Given request :: Beneath this task is a listing; retype all of it exactly.

Extracted information ::
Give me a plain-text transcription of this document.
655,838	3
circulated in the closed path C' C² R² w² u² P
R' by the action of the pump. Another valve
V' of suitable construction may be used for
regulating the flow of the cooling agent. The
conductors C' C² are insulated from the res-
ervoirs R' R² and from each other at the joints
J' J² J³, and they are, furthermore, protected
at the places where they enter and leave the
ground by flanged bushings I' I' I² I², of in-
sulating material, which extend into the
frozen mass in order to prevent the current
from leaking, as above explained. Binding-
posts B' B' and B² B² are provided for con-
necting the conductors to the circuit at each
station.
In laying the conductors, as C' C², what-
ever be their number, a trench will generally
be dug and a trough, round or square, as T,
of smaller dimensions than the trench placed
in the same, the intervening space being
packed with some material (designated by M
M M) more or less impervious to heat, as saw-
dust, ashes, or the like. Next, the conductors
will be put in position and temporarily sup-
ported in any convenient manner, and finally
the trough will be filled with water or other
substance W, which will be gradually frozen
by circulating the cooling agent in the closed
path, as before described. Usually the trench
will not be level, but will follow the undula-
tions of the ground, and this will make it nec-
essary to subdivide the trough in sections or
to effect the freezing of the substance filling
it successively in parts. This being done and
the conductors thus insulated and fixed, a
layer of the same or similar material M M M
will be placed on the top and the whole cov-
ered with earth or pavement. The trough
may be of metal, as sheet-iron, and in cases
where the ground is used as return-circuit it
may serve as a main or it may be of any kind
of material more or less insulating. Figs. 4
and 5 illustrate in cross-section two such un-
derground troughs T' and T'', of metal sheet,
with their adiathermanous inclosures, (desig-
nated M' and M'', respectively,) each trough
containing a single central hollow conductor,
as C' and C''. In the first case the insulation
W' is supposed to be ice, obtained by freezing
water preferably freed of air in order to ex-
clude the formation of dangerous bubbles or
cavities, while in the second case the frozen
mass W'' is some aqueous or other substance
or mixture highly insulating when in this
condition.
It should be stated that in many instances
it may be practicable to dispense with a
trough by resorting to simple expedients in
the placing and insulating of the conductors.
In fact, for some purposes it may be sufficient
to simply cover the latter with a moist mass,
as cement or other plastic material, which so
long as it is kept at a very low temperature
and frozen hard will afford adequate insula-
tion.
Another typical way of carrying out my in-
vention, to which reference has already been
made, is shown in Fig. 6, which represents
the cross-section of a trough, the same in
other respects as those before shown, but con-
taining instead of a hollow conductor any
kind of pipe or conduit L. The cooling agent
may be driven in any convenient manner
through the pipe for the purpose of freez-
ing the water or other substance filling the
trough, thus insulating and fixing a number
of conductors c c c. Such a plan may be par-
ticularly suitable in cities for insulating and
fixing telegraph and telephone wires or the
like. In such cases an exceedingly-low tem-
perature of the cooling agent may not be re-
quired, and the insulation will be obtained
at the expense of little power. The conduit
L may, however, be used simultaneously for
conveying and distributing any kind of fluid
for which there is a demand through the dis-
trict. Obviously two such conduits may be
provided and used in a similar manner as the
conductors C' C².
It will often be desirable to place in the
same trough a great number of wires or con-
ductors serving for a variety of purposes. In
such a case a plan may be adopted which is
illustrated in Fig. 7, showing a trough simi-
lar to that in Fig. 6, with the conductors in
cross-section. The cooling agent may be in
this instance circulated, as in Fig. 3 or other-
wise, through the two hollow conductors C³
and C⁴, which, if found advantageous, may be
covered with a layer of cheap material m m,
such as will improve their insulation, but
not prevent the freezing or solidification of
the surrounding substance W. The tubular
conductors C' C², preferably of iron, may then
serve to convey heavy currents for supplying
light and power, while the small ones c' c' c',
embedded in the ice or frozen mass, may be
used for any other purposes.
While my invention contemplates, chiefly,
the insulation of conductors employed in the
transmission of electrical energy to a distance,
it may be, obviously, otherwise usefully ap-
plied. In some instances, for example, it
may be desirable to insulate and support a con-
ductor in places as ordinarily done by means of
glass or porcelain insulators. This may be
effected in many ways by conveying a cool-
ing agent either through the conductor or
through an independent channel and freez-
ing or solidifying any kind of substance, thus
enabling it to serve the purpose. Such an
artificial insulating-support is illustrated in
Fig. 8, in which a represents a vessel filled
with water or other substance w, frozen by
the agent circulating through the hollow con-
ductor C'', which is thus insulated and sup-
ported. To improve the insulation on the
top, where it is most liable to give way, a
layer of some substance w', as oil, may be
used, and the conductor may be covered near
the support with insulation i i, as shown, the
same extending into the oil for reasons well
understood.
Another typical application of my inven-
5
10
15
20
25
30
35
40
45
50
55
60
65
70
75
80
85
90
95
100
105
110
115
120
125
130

Expected output ::
Give me a plain-text transcription of this document.
655,838	3
circulated in the closed path C' C² R² w² u² P
R' by the action of the pump. Another valve
V' of suitable construction may be used for
regulating the flow of the cooling agent. The
conductors C' C² are insulated from the res-
ervoirs R' R² and from each other at the joints
J' J² J³, and they are, furthermore, protected
at the places where they enter and leave the
ground by flanged bushings I' I' I² I², of in-
sulating material, which extend into the
frozen mass in order to prevent the current
from leaking, as above explained. Binding-
posts B' B' and B² B² are provided for con-
necting the conductors to the circuit at each
station.
In laying the conductors, as C' C², what-
ever be their number, a trench will generally
be dug and a trough, round or square, as T,
of smaller dimensions than the trench placed
in the same, the intervening space being
packed with some material (designated by M
M M) more or less impervious to heat, as saw-
dust, ashes, or the like. Next, the conductors
will be put in position and temporarily sup-
ported in any convenient manner, and finally
the trough will be filled with water or other
substance W, which will be gradually frozen
by circulating the cooling agent in the closed
path, as before described. Usually the trench
will not be level, but will follow the undula-
tions of the ground, and this will make it nec-
essary to subdivide the trough in sections or
to effect the freezing of the substance filling
it successively in parts. This being done and
the conductors thus insulated and fixed, a
layer of the same or similar material M M M
will be placed on the top and the whole cov-
ered with earth or pavement. The trough
may be of metal, as sheet-iron, and in cases
where the ground is used as return-circuit it
may serve as a main or it may be of any kind
of material more or less insulating. Figs. 4
and 5 illustrate in cross-section two such un-
derground troughs T' and T'', of metal sheet,
with their adiathermanous inclosures, (desig-
nated M' and M'', respectively,) each trough
containing a single central hollow conductor,
as C' and C''. In the first case the insulation
W' is supposed to be ice, obtained by freezing
water preferably freed of air in order to ex-
clude the formation of dangerous bubbles or
cavities, while in the second case the frozen
mass W'' is some aqueous or other substance
or mixture highly insulating when in this
condition.
It should be stated that in many instances
it may be practicable to dispense with a
trough by resorting to simple expedients in
the placing and insulating of the conductors.
In fact, for some purposes it may be sufficient
to simply cover the latter with a moist mass,
as cement or other plastic material, which so
long as it is kept at a very low temperature
and frozen hard will afford adequate insula-
tion.
Another typical way of carrying out my in-
vention, to which reference has already been
made, is shown in Fig. 6, which represents
the cross-section of a trough, the same in
other respects as those before shown, but con-
taining instead of a hollow conductor any
kind of pipe or conduit L. The cooling agent
may be driven in any convenient manner
through the pipe for the purpose of freez-
ing the water or other substance filling the
trough, thus insulating and fixing a number
of conductors c c c. Such a plan may be par-
ticularly suitable in cities for insulating and
fixing telegraph and telephone wires or the
like. In such cases an exceedingly-low tem-
perature of the cooling agent may not be re-
quired, and the insulation will be obtained
at the expense of little power. The conduit
L may, however, be used simultaneously for
conveying and distributing any kind of fluid
for which there is a demand through the dis-
trict. Obviously two such conduits may be
provided and used in a similar manner as the
conductors C' C².
It will often be desirable to place in the
same trough a great number of wires or con-
ductors serving for a variety of purposes. In
such a case a plan may be adopted which is
illustrated in Fig. 7, showing a trough simi-
lar to that in Fig. 6, with the conductors in
cross-section. The cooling agent may be in
this instance circulated, as in Fig. 3 or other-
wise, through the two hollow conductors C³
and C⁴, which, if found advantageous, may be
covered with a layer of cheap material m m,
such as will improve their insulation, but
not prevent the freezing or solidification of
the surrounding substance W. The tubular
conductors C' C², preferably of iron, may then
serve to convey heavy currents for supplying
light and power, while the small ones c' c' c',
embedded in the ice or frozen mass, may be
used for any other purposes.
While my invention contemplates, chiefly,
the insulation of conductors employed in the
transmission of electrical energy to a distance,
it may be, obviously, otherwise usefully ap-
plied. In some instances, for example, it
may be desirable to insulate and support a con-
ductor in places as ordinarily done by means of
glass or porcelain insulators. This may be
effected in many ways by conveying a cool-
ing agent either through the conductor or
through an independent channel and freez-
ing or solidifying any kind of substance, thus
enabling it to serve the purpose. Such an
artificial insulating-support is illustrated in
Fig. 8, in which a represents a vessel filled
with water or other substance w, frozen by
the agent circulating through the hollow con-
ductor C'', which is thus insulated and sup-
ported. To improve the insulation on the
top, where it is most liable to give way, a
layer of some substance w', as oil, may be
used, and the conductor may be covered near
the support with insulation i i, as shown, the
same extending into the oil for reasons well
understood.
Another typical application of my inven-
5
10
15
20
25
30
35
40
45
50
55
60
65
70
75
80
85
90
95
100
105
110
115
120
125
130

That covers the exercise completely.